*Aim of the exercise*
Transcribe the entries below exactly.

*Task input*
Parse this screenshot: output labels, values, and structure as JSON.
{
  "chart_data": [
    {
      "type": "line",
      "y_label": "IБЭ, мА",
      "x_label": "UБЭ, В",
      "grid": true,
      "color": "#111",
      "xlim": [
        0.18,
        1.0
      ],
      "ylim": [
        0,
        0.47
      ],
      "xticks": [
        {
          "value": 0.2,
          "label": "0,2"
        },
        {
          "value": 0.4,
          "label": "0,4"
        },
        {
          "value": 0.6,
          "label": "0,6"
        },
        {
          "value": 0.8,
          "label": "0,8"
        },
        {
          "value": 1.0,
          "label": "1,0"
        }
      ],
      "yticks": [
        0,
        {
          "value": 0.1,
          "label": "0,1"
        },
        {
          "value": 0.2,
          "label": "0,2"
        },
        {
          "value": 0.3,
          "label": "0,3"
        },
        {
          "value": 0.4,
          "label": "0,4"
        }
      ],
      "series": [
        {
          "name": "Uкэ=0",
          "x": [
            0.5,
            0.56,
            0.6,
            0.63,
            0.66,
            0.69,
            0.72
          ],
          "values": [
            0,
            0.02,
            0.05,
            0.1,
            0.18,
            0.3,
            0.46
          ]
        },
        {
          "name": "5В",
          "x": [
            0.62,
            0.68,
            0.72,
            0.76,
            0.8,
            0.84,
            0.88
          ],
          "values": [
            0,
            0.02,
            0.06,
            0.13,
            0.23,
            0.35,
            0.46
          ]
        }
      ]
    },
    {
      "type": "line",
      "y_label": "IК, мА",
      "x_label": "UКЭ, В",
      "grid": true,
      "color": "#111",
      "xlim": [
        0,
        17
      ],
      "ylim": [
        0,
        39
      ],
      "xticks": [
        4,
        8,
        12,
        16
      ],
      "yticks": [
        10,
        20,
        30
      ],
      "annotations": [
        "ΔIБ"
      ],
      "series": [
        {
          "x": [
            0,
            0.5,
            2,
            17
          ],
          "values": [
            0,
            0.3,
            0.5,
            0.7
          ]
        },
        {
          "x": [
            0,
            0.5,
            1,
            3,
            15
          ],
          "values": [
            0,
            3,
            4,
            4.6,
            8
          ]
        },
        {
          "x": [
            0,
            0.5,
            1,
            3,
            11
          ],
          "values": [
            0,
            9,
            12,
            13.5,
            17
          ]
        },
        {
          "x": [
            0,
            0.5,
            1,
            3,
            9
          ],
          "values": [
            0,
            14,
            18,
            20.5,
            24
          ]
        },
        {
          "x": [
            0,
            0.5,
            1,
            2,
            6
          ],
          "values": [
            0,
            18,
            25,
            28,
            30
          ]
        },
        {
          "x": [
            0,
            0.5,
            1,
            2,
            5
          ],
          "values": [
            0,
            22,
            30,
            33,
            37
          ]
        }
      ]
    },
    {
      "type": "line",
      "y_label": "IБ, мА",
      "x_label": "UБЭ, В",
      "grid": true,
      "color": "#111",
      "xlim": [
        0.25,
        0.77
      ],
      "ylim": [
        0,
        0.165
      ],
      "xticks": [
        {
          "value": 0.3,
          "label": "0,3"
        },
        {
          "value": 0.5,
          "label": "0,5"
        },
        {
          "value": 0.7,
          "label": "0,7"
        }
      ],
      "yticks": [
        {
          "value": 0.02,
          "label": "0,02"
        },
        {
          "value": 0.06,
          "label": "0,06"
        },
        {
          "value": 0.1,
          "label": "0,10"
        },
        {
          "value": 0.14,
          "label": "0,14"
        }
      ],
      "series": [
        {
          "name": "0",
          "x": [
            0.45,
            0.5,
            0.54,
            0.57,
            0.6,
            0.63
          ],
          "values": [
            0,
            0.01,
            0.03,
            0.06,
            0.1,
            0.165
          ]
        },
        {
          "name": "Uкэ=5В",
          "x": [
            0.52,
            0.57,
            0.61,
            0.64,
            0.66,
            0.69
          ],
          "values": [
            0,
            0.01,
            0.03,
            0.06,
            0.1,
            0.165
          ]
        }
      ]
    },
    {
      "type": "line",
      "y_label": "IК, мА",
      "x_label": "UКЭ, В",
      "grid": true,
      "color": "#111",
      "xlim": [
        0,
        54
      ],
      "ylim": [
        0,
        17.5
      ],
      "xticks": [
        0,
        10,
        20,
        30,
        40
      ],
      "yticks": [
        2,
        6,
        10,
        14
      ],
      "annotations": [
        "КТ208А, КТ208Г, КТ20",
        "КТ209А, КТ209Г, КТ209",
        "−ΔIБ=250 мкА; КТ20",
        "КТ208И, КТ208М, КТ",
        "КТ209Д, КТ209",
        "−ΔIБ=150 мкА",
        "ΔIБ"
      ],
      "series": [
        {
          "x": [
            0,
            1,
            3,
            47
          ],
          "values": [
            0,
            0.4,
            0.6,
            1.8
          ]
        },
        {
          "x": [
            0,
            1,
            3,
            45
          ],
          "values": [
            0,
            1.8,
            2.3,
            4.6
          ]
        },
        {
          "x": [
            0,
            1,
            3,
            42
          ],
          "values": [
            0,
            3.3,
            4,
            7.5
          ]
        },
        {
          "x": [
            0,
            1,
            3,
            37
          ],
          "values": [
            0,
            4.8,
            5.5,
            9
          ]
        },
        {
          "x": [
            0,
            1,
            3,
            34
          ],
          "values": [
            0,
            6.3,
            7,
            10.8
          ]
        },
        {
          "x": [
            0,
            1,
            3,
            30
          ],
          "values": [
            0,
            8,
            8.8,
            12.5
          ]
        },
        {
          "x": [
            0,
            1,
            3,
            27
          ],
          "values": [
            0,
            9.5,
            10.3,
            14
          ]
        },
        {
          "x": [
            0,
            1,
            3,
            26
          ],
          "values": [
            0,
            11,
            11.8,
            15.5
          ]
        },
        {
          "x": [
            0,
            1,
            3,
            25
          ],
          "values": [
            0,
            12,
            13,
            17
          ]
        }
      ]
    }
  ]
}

*Reply to the task*
Parse this screenshot: output labels, values, and structure as JSON.
{
  "chart_data": [
    {
      "type": "line",
      "y_label": "IБЭ, мА",
      "x_label": "UБЭ, В",
      "grid": true,
      "color": "#111",
      "xlim": [
        0.18,
        1.0
      ],
      "ylim": [
        0,
        0.47
      ],
      "xticks": [
        {
          "value": 0.2,
          "label": "0,2"
        },
        {
          "value": 0.4,
          "label": "0,4"
        },
        {
          "value": 0.6,
          "label": "0,6"
        },
        {
          "value": 0.8,
          "label": "0,8"
        },
        {
          "value": 1.0,
          "label": "1,0"
        }
      ],
      "yticks": [
        0,
        {
          "value": 0.1,
          "label": "0,1"
        },
        {
          "value": 0.2,
          "label": "0,2"
        },
        {
          "value": 0.3,
          "label": "0,3"
        },
        {
          "value": 0.4,
          "label": "0,4"
        }
      ],
      "series": [
        {
          "name": "Uкэ=0",
          "x": [
            0.5,
            0.56,
            0.6,
            0.63,
            0.66,
            0.69,
            0.72
          ],
          "values": [
            0,
            0.02,
            0.05,
            0.1,
            0.18,
            0.3,
            0.46
          ]
        },
        {
          "name": "5В",
          "x": [
            0.62,
            0.68,
            0.72,
            0.76,
            0.8,
            0.84,
            0.88
          ],
          "values": [
            0,
            0.02,
            0.06,
            0.13,
            0.23,
            0.35,
            0.46
          ]
        }
      ]
    },
    {
      "type": "line",
      "y_label": "IК, мА",
      "x_label": "UКЭ, В",
      "grid": true,
      "color": "#111",
      "xlim": [
        0,
        17
      ],
      "ylim": [
        0,
        39
      ],
      "xticks": [
        4,
        8,
        12,
        16
      ],
      "yticks": [
        10,
        20,
        30
      ],
      "annotations": [
        "ΔIБ"
      ],
      "series": [
        {
          "x": [
            0,
            0.5,
            2,
            17
          ],
          "values": [
            0,
            0.3,
            0.5,
            0.7
          ]
        },
        {
          "x": [
            0,
            0.5,
            1,
            3,
            15
          ],
          "values": [
            0,
            3,
            4,
            4.6,
            8
          ]
        },
        {
          "x": [
            0,
            0.5,
            1,
            3,
            11
          ],
          "values": [
            0,
            9,
            12,
            13.5,
            17
          ]
        },
        {
          "x": [
            0,
            0.5,
            1,
            3,
            9
          ],
          "values": [
            0,
            14,
            18,
            20.5,
            24
          ]
        },
        {
          "x": [
            0,
            0.5,
            1,
            2,
            6
          ],
          "values": [
            0,
            18,
            25,
            28,
            30
          ]
        },
        {
          "x": [
            0,
            0.5,
            1,
            2,
            5
          ],
          "values": [
            0,
            22,
            30,
            33,
            37
          ]
        }
      ]
    },
    {
      "type": "line",
      "y_label": "IБ, мА",
      "x_label": "UБЭ, В",
      "grid": true,
      "color": "#111",
      "xlim": [
        0.25,
        0.77
      ],
      "ylim": [
        0,
        0.165
      ],
      "xticks": [
        {
          "value": 0.3,
          "label": "0,3"
        },
        {
          "value": 0.5,
          "label": "0,5"
        },
        {
          "value": 0.7,
          "label": "0,7"
        }
      ],
      "yticks": [
        {
          "value": 0.02,
          "label": "0,02"
        },
        {
          "value": 0.06,
          "label": "0,06"
        },
        {
          "value": 0.1,
          "label": "0,10"
        },
        {
          "value": 0.14,
          "label": "0,14"
        }
      ],
      "series": [
        {
          "name": "0",
          "x": [
            0.45,
            0.5,
            0.54,
            0.57,
            0.6,
            0.63
          ],
          "values": [
            0,
            0.01,
            0.03,
            0.06,
            0.1,
            0.165
          ]
        },
        {
          "name": "Uкэ=5В",
          "x": [
            0.52,
            0.57,
            0.61,
            0.64,
            0.66,
            0.69
          ],
          "values": [
            0,
            0.01,
            0.03,
            0.06,
            0.1,
            0.165
          ]
        }
      ]
    },
    {
      "type": "line",
      "y_label": "IК, мА",
      "x_label": "UКЭ, В",
      "grid": true,
      "color": "#111",
      "xlim": [
        0,
        54
      ],
      "ylim": [
        0,
        17.5
      ],
      "xticks": [
        0,
        10,
        20,
        30,
        40
      ],
      "yticks": [
        2,
        6,
        10,
        14
      ],
      "annotations": [
        "КТ208А, КТ208Г, КТ20",
        "КТ209А, КТ209Г, КТ209",
        "−ΔIБ=250 мкА; КТ20",
        "КТ208И, КТ208М, КТ",
        "КТ209Д, КТ209",
        "−ΔIБ=150 мкА",
        "ΔIБ"
      ],
      "series": [
        {
          "x": [
            0,
            1,
            3,
            47
          ],
          "values": [
            0,
            0.4,
            0.6,
            1.8
          ]
        },
        {
          "x": [
            0,
            1,
            3,
            45
          ],
          "values": [
            0,
            1.8,
            2.3,
            4.6
          ]
        },
        {
          "x": [
            0,
            1,
            3,
            42
          ],
          "values": [
            0,
            3.3,
            4,
            7.5
          ]
        },
        {
          "x": [
            0,
            1,
            3,
            37
          ],
          "values": [
            0,
            4.8,
            5.5,
            9
          ]
        },
        {
          "x": [
            0,
            1,
            3,
            34
          ],
          "values": [
            0,
            6.3,
            7,
            10.8
          ]
        },
        {
          "x": [
            0,
            1,
            3,
            30
          ],
          "values": [
            0,
            8,
            8.8,
            12.5
          ]
        },
        {
          "x": [
            0,
            1,
            3,
            27
          ],
          "values": [
            0,
            9.5,
            10.3,
            14
          ]
        },
        {
          "x": [
            0,
            1,
            3,
            26
          ],
          "values": [
            0,
            11,
            11.8,
            15.5
          ]
        },
        {
          "x": [
            0,
            1,
            3,
            25
          ],
          "values": [
            0,
            12,
            13,
            17
          ]
        }
      ]
    }
  ]
}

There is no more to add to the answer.